- Source extract:

_ _ _ _ _ _ _

Synchrony for weak coupling in the complexified Kuramoto model

TL;DR

This paper extends the Kuramoto model into complex variables to analyze collective synchronization phenomena, revealing new stable and unstable locked states and transitions at different coupling strengths.

Contribution

It introduces a complexified Kuramoto model and uncovers novel locked states and phase transitions not seen in the real-variable system.

Findings

Stable complex locked states indicate zero mean frequency sub-population.

Existence of complex locked states below the classical phase-locking transition.

Identification of a second transition where complex locked states become unstable.

_ _ _ _ _ _ _

- Material provided:
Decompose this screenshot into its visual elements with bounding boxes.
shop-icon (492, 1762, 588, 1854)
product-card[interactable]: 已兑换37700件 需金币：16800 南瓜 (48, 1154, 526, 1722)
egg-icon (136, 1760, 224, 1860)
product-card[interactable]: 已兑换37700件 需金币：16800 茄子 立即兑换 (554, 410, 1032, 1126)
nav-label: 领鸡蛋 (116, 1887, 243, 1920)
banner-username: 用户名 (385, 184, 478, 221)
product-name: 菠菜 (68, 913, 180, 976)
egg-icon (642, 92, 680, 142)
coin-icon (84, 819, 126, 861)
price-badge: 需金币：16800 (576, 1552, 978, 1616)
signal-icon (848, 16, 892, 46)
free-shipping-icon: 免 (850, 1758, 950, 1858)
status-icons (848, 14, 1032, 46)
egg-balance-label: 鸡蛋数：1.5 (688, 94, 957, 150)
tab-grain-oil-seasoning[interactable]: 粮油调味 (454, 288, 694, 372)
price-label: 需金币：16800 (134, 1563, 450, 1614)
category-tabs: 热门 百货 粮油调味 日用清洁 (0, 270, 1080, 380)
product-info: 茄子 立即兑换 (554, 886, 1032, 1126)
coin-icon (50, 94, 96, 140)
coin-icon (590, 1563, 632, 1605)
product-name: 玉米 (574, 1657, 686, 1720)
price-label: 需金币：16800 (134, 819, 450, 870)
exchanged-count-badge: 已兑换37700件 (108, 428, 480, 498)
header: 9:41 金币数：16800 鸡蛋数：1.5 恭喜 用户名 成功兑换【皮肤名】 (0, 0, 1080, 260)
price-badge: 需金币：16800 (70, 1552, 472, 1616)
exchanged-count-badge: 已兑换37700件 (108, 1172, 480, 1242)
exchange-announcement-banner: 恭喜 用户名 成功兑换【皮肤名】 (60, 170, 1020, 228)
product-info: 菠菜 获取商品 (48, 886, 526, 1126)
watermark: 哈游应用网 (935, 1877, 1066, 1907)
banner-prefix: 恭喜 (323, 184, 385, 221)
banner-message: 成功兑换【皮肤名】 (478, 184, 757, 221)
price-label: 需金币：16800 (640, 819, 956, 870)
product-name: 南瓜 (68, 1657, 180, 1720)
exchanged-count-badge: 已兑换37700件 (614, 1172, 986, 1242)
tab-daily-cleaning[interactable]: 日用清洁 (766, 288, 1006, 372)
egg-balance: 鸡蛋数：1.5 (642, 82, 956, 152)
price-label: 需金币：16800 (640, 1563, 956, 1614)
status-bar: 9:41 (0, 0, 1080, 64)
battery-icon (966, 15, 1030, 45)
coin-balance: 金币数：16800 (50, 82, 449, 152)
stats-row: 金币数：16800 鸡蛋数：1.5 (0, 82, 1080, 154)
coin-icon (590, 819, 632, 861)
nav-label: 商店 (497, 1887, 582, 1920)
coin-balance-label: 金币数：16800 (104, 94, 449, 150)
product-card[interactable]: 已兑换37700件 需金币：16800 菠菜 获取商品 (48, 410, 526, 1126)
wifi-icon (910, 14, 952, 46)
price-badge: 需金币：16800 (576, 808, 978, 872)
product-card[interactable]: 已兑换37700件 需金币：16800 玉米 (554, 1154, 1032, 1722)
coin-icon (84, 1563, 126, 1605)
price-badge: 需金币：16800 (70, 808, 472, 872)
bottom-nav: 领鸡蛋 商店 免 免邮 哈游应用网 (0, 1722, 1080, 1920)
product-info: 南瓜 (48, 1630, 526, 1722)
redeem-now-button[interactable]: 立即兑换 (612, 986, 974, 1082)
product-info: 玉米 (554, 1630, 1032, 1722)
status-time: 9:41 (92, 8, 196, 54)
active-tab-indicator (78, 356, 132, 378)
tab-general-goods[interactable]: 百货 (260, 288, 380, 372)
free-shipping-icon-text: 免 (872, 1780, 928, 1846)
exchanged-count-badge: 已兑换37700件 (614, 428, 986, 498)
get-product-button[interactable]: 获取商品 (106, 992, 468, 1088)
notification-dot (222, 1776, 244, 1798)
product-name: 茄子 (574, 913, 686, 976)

_ _ _ _ _ _ _

- Complete the following:
(1) In the complexified Kuramoto summary, shorten the paragraph beginning "This paper extends the Kuramoto model" into a brief bulleted list that keeps its main facts.
(2) Go on with the complexified Kuramoto summary, starting right after its last finding about complex locked states becoming unstable.

- Written answers:
(1)
- Extends the Kuramoto model into complex variables
- Aims to analyze collective synchronization
- Reveals new stable and unstable locked states
- Finds transitions at different coupling strengths

(2)
Abstract

We present the finite-size Kuramoto model analytically continued from real to complex variables and analyze its collective dynamics. For strong coupling, synchrony appears through locked states that constitute attractors, as for the real-variable system. However, synchrony persists in the form of \textit{complex locked states} for coupling strengths $K$ below the transition $K^{(\text{pl})}$ to classical \textit{phase locking}. Stable complex locked states indicate a locked sub-population of zero mean frequency in the real-variable model and their imaginary parts help identifying which units comprise that sub-population. We uncover a second transition at $K'<K^{(\text{pl})}$ below which complex locked states become linearly unstable yet still exist for arbitrarily small coupling strengths.